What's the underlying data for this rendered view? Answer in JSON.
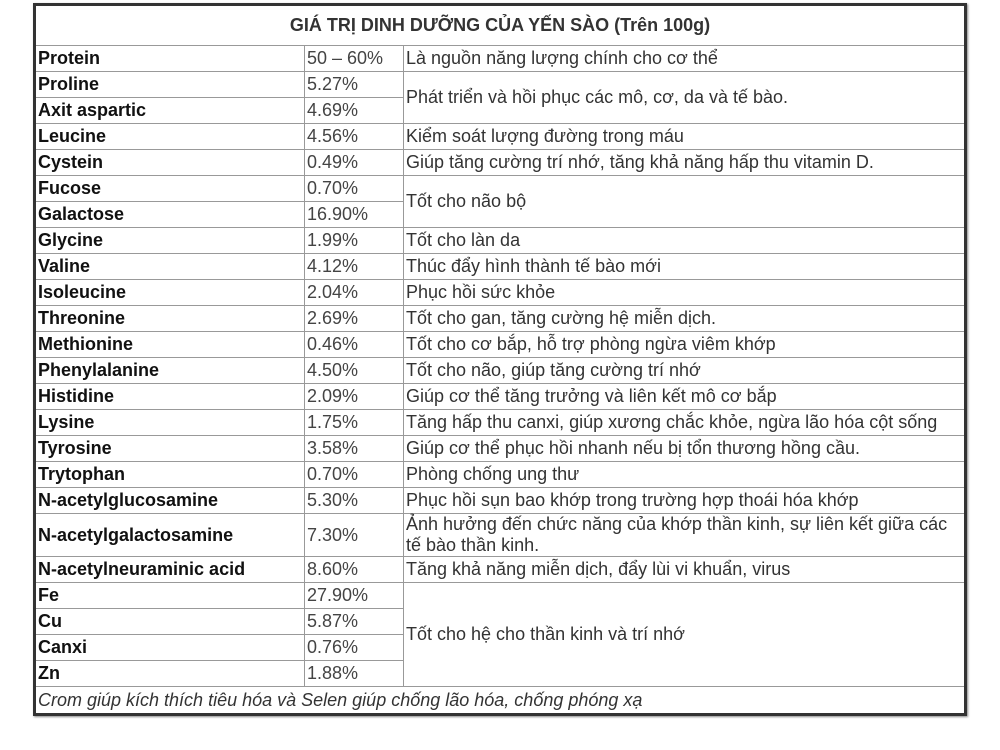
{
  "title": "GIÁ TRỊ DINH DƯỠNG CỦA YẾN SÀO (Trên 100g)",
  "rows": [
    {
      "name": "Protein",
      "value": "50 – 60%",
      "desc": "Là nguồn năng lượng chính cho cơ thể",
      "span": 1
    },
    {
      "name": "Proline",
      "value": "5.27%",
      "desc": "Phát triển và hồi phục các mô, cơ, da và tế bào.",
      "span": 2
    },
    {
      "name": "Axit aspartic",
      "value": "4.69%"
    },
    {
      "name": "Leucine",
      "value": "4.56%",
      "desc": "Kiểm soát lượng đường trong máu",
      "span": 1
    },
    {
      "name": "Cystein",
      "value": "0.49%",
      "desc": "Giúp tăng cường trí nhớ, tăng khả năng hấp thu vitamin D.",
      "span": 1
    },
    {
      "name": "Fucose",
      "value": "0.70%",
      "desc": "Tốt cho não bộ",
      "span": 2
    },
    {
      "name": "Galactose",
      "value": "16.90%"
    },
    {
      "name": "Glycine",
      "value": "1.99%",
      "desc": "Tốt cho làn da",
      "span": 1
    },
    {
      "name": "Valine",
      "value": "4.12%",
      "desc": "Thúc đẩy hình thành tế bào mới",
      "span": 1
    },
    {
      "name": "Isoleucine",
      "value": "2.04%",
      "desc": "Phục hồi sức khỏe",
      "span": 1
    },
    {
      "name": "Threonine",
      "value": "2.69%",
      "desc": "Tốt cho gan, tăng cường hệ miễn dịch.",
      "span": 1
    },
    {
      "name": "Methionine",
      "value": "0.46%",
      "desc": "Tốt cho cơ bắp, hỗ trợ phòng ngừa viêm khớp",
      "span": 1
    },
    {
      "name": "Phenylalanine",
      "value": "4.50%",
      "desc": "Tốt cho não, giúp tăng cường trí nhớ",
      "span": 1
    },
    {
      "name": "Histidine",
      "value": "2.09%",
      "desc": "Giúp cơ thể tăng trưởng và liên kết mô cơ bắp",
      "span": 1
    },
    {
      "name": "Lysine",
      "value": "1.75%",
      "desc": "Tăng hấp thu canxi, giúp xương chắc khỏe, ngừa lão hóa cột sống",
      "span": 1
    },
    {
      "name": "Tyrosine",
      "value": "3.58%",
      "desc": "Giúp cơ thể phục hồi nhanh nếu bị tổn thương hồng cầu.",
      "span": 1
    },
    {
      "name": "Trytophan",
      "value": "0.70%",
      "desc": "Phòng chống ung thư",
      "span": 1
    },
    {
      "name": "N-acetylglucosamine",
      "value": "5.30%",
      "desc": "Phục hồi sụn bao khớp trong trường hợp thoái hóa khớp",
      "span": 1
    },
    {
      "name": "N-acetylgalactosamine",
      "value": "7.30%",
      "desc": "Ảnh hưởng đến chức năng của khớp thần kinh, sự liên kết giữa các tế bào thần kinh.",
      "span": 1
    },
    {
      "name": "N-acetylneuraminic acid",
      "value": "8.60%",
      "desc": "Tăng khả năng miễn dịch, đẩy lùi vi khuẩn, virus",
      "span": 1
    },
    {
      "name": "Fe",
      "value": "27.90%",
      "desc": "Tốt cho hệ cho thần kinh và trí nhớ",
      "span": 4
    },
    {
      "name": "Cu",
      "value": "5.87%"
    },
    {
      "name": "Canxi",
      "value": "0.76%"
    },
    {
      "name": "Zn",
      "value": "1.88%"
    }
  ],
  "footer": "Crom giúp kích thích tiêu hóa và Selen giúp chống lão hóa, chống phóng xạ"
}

_ _ _ _ _

• [What is expected]: I would like you to report every line in the listing above that contains "liên".

• [Response]:
      "desc": "Giúp cơ thể tăng trưởng và liên kết mô cơ bắp",
      "desc": "Ảnh hưởng đến chức năng của khớp thần kinh, sự liên kết giữa các tế bào thần kinh.",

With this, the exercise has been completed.